EXERCISE DIRECTIONS: Set every entry down again, unchanged, picture-free.

DATASET RECORDS:
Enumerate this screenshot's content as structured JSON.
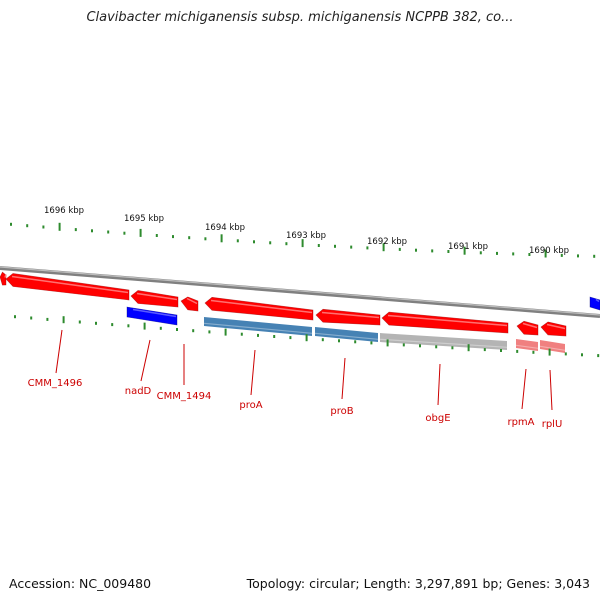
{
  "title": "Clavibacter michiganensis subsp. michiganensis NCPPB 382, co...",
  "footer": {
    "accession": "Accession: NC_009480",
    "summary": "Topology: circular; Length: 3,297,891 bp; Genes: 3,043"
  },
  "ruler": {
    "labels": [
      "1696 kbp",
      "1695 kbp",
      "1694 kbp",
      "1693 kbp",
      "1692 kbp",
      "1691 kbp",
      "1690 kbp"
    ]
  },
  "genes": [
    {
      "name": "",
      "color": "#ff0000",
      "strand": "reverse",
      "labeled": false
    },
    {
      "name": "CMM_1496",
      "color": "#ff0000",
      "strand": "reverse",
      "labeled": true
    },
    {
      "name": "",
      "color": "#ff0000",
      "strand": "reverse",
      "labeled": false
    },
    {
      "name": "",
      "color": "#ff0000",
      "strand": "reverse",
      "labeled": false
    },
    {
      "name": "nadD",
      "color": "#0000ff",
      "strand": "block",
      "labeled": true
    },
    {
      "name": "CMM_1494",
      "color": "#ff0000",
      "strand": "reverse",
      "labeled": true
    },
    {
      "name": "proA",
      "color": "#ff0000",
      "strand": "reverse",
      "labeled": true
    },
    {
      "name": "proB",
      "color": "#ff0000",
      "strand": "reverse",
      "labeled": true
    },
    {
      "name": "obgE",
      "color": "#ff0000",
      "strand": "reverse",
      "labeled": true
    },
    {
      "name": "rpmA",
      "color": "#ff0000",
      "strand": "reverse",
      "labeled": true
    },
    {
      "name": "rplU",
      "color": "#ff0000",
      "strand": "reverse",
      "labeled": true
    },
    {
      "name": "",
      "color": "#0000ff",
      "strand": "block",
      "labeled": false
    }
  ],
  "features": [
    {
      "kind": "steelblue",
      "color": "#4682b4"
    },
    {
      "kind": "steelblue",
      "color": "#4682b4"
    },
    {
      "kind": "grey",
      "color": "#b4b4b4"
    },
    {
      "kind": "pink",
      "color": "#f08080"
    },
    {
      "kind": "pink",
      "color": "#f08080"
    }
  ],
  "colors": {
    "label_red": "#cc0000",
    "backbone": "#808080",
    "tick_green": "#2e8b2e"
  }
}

REPLY:
Enumerate this screenshot's content as structured JSON.
{
  "title": "Clavibacter michiganensis subsp. michiganensis NCPPB 382, co...",
  "footer": {
    "accession": "Accession: NC_009480",
    "summary": "Topology: circular; Length: 3,297,891 bp; Genes: 3,043"
  },
  "ruler": {
    "labels": [
      "1696 kbp",
      "1695 kbp",
      "1694 kbp",
      "1693 kbp",
      "1692 kbp",
      "1691 kbp",
      "1690 kbp"
    ]
  },
  "genes": [
    {
      "name": "",
      "color": "#ff0000",
      "strand": "reverse",
      "labeled": false
    },
    {
      "name": "CMM_1496",
      "color": "#ff0000",
      "strand": "reverse",
      "labeled": true
    },
    {
      "name": "",
      "color": "#ff0000",
      "strand": "reverse",
      "labeled": false
    },
    {
      "name": "",
      "color": "#ff0000",
      "strand": "reverse",
      "labeled": false
    },
    {
      "name": "nadD",
      "color": "#0000ff",
      "strand": "block",
      "labeled": true
    },
    {
      "name": "CMM_1494",
      "color": "#ff0000",
      "strand": "reverse",
      "labeled": true
    },
    {
      "name": "proA",
      "color": "#ff0000",
      "strand": "reverse",
      "labeled": true
    },
    {
      "name": "proB",
      "color": "#ff0000",
      "strand": "reverse",
      "labeled": true
    },
    {
      "name": "obgE",
      "color": "#ff0000",
      "strand": "reverse",
      "labeled": true
    },
    {
      "name": "rpmA",
      "color": "#ff0000",
      "strand": "reverse",
      "labeled": true
    },
    {
      "name": "rplU",
      "color": "#ff0000",
      "strand": "reverse",
      "labeled": true
    },
    {
      "name": "",
      "color": "#0000ff",
      "strand": "block",
      "labeled": false
    }
  ],
  "features": [
    {
      "kind": "steelblue",
      "color": "#4682b4"
    },
    {
      "kind": "steelblue",
      "color": "#4682b4"
    },
    {
      "kind": "grey",
      "color": "#b4b4b4"
    },
    {
      "kind": "pink",
      "color": "#f08080"
    },
    {
      "kind": "pink",
      "color": "#f08080"
    }
  ],
  "colors": {
    "label_red": "#cc0000",
    "backbone": "#808080",
    "tick_green": "#2e8b2e"
  }
}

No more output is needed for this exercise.